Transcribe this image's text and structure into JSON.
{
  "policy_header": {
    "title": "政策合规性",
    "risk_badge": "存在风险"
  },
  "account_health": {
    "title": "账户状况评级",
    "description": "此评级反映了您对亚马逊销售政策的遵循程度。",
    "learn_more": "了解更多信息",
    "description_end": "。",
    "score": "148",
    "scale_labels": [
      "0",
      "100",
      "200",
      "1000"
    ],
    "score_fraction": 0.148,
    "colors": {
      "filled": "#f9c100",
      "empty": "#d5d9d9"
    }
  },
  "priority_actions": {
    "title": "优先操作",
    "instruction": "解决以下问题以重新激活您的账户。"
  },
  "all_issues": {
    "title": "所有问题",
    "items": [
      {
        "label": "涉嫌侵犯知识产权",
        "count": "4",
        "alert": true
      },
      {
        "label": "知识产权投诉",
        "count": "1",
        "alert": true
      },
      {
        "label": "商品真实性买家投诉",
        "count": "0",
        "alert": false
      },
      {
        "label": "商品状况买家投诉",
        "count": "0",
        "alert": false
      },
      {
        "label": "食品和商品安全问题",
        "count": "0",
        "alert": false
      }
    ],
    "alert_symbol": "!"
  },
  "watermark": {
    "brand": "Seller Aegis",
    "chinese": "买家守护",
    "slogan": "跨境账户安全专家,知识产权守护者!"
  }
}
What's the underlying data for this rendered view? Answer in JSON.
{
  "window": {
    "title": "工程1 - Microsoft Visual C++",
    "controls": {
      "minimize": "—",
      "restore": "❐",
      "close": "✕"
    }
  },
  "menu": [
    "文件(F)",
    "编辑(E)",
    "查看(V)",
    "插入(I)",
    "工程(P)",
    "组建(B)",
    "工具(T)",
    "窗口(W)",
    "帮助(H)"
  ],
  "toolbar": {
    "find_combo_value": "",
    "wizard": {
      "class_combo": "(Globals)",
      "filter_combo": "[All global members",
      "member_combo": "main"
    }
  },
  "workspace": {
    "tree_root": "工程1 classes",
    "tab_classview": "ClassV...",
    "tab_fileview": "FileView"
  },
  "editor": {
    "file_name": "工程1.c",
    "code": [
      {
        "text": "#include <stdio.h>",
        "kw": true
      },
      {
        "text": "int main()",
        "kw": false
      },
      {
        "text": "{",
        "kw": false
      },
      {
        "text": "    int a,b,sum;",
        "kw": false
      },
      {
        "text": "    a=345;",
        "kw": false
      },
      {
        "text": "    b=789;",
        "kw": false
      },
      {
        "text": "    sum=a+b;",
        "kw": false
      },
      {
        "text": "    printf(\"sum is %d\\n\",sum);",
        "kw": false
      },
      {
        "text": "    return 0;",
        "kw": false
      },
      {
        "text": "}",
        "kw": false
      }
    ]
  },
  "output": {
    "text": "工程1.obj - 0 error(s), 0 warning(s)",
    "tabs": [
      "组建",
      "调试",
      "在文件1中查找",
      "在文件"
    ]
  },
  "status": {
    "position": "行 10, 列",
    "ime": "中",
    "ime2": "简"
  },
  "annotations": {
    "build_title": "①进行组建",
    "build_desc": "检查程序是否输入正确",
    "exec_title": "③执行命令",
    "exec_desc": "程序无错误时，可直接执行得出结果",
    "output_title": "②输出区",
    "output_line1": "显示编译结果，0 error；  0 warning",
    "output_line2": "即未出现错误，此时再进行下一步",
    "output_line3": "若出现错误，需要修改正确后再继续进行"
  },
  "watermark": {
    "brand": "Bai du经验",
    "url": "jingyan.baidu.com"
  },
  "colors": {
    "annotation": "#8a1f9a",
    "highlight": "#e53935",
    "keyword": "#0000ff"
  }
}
════════════════
## YOUR TASK
Where a line contains the string "this", extract that line.

## FINISHED ANSWER
Transcribe this image's text and structure into JSON.
What's the underlying data for this rendered view? Answer in JSON.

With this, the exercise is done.